# start of Raw data

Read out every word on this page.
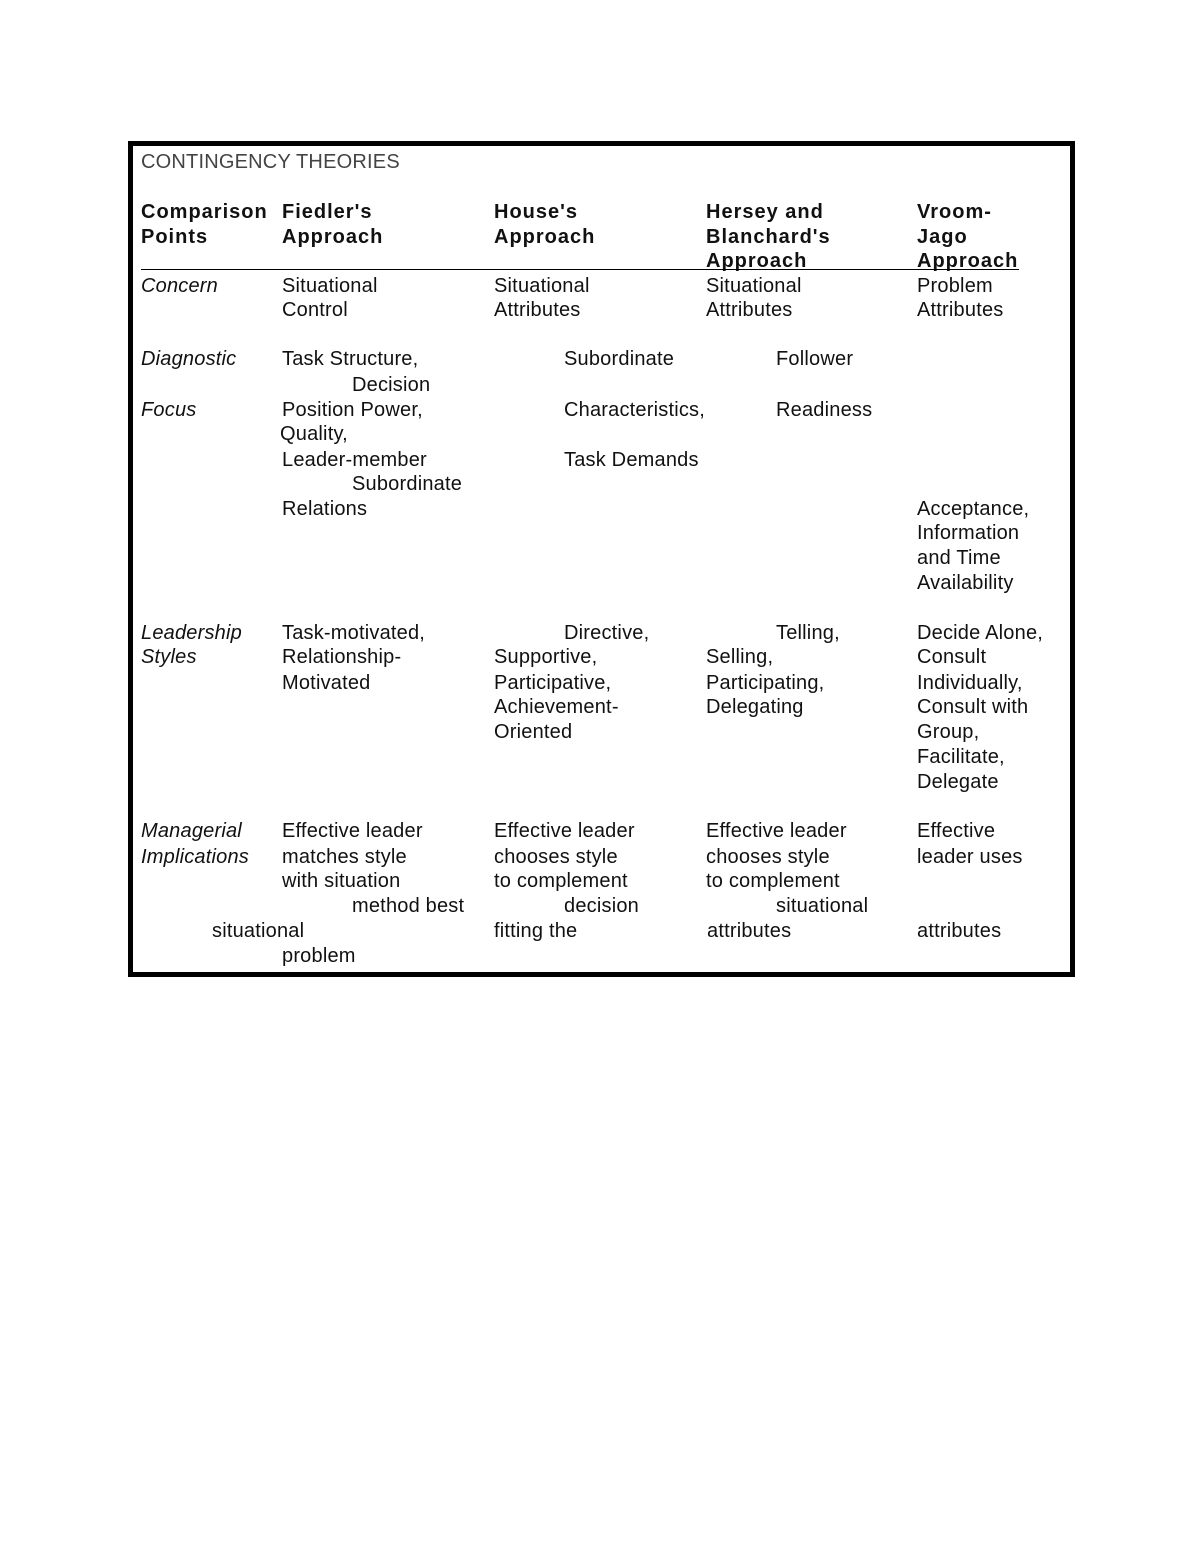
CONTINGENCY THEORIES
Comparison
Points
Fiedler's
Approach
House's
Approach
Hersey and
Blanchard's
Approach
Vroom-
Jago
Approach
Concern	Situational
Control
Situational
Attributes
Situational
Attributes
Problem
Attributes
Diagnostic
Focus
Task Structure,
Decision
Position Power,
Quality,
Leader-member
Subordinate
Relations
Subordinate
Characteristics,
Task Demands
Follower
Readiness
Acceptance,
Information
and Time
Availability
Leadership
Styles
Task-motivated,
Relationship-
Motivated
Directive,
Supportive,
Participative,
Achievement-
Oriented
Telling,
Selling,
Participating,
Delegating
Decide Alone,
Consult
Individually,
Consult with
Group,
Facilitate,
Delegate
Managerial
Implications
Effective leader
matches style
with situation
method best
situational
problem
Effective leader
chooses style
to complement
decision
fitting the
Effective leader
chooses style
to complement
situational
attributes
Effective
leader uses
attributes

# end of Raw data

Brief: Transcribe each entry above exactly, apart from the pictures.

Reply:
Read out every word on this page.
CONTINGENCY THEORIES
Comparison
Points
Fiedler's
Approach
House's
Approach
Hersey and
Blanchard's
Approach
Vroom-
Jago
Approach
Concern	Situational
Control
Situational
Attributes
Situational
Attributes
Problem
Attributes
Diagnostic
Focus
Task Structure,
Decision
Position Power,
Quality,
Leader-member
Subordinate
Relations
Subordinate
Characteristics,
Task Demands
Follower
Readiness
Acceptance,
Information
and Time
Availability
Leadership
Styles
Task-motivated,
Relationship-
Motivated
Directive,
Supportive,
Participative,
Achievement-
Oriented
Telling,
Selling,
Participating,
Delegating
Decide Alone,
Consult
Individually,
Consult with
Group,
Facilitate,
Delegate
Managerial
Implications
Effective leader
matches style
with situation
method best
situational
problem
Effective leader
chooses style
to complement
decision
fitting the
Effective leader
chooses style
to complement
situational
attributes
Effective
leader uses
attributes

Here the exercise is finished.